**Written instruction:** Repeat all of the material exactly as given.

**Saved data entries:**

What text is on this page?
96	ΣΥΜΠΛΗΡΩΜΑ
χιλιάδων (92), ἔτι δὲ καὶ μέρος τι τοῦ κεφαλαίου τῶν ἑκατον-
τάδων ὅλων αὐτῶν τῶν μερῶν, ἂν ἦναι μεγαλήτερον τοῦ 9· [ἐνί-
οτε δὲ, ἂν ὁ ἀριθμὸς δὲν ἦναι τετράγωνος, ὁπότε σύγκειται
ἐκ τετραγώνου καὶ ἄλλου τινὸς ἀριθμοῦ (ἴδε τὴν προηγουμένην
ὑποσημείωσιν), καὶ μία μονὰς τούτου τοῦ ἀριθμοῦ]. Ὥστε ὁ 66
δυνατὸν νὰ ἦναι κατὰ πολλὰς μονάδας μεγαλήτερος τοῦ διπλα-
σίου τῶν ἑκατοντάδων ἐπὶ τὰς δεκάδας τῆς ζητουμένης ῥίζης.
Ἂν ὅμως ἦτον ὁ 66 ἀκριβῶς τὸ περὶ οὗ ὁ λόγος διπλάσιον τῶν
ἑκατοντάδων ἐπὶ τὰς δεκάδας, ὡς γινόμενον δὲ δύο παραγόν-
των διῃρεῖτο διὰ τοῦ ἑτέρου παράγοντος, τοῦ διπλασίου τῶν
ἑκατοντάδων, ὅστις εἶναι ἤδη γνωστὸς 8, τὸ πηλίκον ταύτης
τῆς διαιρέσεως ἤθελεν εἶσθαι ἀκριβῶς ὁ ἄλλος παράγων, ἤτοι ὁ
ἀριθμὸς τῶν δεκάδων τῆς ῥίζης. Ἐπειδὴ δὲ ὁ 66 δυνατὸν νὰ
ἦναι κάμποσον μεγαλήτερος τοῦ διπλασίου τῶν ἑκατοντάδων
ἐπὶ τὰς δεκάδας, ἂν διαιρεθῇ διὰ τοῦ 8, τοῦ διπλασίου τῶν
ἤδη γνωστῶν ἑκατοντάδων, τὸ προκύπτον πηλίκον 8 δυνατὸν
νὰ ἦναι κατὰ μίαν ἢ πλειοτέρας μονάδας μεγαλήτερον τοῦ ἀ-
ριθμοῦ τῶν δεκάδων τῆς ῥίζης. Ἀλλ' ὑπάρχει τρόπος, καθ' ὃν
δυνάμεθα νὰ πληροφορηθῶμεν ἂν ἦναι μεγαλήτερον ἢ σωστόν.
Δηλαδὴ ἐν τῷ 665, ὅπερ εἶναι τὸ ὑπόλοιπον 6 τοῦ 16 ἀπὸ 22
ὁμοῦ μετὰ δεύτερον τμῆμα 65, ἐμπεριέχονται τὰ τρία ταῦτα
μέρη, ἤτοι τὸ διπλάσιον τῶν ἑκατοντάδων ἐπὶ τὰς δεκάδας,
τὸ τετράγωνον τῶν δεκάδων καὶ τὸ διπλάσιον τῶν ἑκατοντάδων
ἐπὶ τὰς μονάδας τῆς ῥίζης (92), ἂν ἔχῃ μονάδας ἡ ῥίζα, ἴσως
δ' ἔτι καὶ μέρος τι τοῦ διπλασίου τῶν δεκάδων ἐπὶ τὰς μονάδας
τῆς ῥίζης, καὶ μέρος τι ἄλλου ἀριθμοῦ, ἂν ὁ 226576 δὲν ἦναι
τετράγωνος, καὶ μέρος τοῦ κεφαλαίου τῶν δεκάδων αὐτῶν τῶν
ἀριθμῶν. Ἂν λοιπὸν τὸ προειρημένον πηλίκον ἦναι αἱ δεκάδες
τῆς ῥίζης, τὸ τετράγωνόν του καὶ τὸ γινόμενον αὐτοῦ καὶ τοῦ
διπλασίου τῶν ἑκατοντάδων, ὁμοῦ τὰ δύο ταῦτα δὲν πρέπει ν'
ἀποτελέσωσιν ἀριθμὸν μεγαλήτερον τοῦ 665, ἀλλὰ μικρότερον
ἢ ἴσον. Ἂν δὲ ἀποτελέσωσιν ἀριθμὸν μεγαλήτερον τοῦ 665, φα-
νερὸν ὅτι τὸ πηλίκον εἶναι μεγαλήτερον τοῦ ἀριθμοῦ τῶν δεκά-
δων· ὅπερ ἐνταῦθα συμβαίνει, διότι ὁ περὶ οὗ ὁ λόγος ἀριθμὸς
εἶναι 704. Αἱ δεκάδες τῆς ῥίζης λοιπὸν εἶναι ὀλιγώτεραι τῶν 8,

**Task result:**
What text is on this page?
96	ΣΥΜΠΛΗΡΩΜΑ
χιλιάδων (92), ἔτι δὲ καὶ μέρος τι τοῦ κεφαλαίου τῶν ἑκατον-
τάδων ὅλων αὐτῶν τῶν μερῶν, ἂν ἦναι μεγαλήτερον τοῦ 9· [ἐνί-
οτε δὲ, ἂν ὁ ἀριθμὸς δὲν ἦναι τετράγωνος, ὁπότε σύγκειται
ἐκ τετραγώνου καὶ ἄλλου τινὸς ἀριθμοῦ (ἴδε τὴν προηγουμένην
ὑποσημείωσιν), καὶ μία μονὰς τούτου τοῦ ἀριθμοῦ]. Ὥστε ὁ 66
δυνατὸν νὰ ἦναι κατὰ πολλὰς μονάδας μεγαλήτερος τοῦ διπλα-
σίου τῶν ἑκατοντάδων ἐπὶ τὰς δεκάδας τῆς ζητουμένης ῥίζης.
Ἂν ὅμως ἦτον ὁ 66 ἀκριβῶς τὸ περὶ οὗ ὁ λόγος διπλάσιον τῶν
ἑκατοντάδων ἐπὶ τὰς δεκάδας, ὡς γινόμενον δὲ δύο παραγόν-
των διῃρεῖτο διὰ τοῦ ἑτέρου παράγοντος, τοῦ διπλασίου τῶν
ἑκατοντάδων, ὅστις εἶναι ἤδη γνωστὸς 8, τὸ πηλίκον ταύτης
τῆς διαιρέσεως ἤθελεν εἶσθαι ἀκριβῶς ὁ ἄλλος παράγων, ἤτοι ὁ
ἀριθμὸς τῶν δεκάδων τῆς ῥίζης. Ἐπειδὴ δὲ ὁ 66 δυνατὸν νὰ
ἦναι κάμποσον μεγαλήτερος τοῦ διπλασίου τῶν ἑκατοντάδων
ἐπὶ τὰς δεκάδας, ἂν διαιρεθῇ διὰ τοῦ 8, τοῦ διπλασίου τῶν
ἤδη γνωστῶν ἑκατοντάδων, τὸ προκύπτον πηλίκον 8 δυνατὸν
νὰ ἦναι κατὰ μίαν ἢ πλειοτέρας μονάδας μεγαλήτερον τοῦ ἀ-
ριθμοῦ τῶν δεκάδων τῆς ῥίζης. Ἀλλ' ὑπάρχει τρόπος, καθ' ὃν
δυνάμεθα νὰ πληροφορηθῶμεν ἂν ἦναι μεγαλήτερον ἢ σωστόν.
Δηλαδὴ ἐν τῷ 665, ὅπερ εἶναι τὸ ὑπόλοιπον 6 τοῦ 16 ἀπὸ 22
ὁμοῦ μετὰ δεύτερον τμῆμα 65, ἐμπεριέχονται τὰ τρία ταῦτα
μέρη, ἤτοι τὸ διπλάσιον τῶν ἑκατοντάδων ἐπὶ τὰς δεκάδας,
τὸ τετράγωνον τῶν δεκάδων καὶ τὸ διπλάσιον τῶν ἑκατοντάδων
ἐπὶ τὰς μονάδας τῆς ῥίζης (92), ἂν ἔχῃ μονάδας ἡ ῥίζα, ἴσως
δ' ἔτι καὶ μέρος τι τοῦ διπλασίου τῶν δεκάδων ἐπὶ τὰς μονάδας
τῆς ῥίζης, καὶ μέρος τι ἄλλου ἀριθμοῦ, ἂν ὁ 226576 δὲν ἦναι
τετράγωνος, καὶ μέρος τοῦ κεφαλαίου τῶν δεκάδων αὐτῶν τῶν
ἀριθμῶν. Ἂν λοιπὸν τὸ προειρημένον πηλίκον ἦναι αἱ δεκάδες
τῆς ῥίζης, τὸ τετράγωνόν του καὶ τὸ γινόμενον αὐτοῦ καὶ τοῦ
διπλασίου τῶν ἑκατοντάδων, ὁμοῦ τὰ δύο ταῦτα δὲν πρέπει ν'
ἀποτελέσωσιν ἀριθμὸν μεγαλήτερον τοῦ 665, ἀλλὰ μικρότερον
ἢ ἴσον. Ἂν δὲ ἀποτελέσωσιν ἀριθμὸν μεγαλήτερον τοῦ 665, φα-
νερὸν ὅτι τὸ πηλίκον εἶναι μεγαλήτερον τοῦ ἀριθμοῦ τῶν δεκά-
δων· ὅπερ ἐνταῦθα συμβαίνει, διότι ὁ περὶ οὗ ὁ λόγος ἀριθμὸς
εἶναι 704. Αἱ δεκάδες τῆς ῥίζης λοιπὸν εἶναι ὀλιγώτεραι τῶν 8,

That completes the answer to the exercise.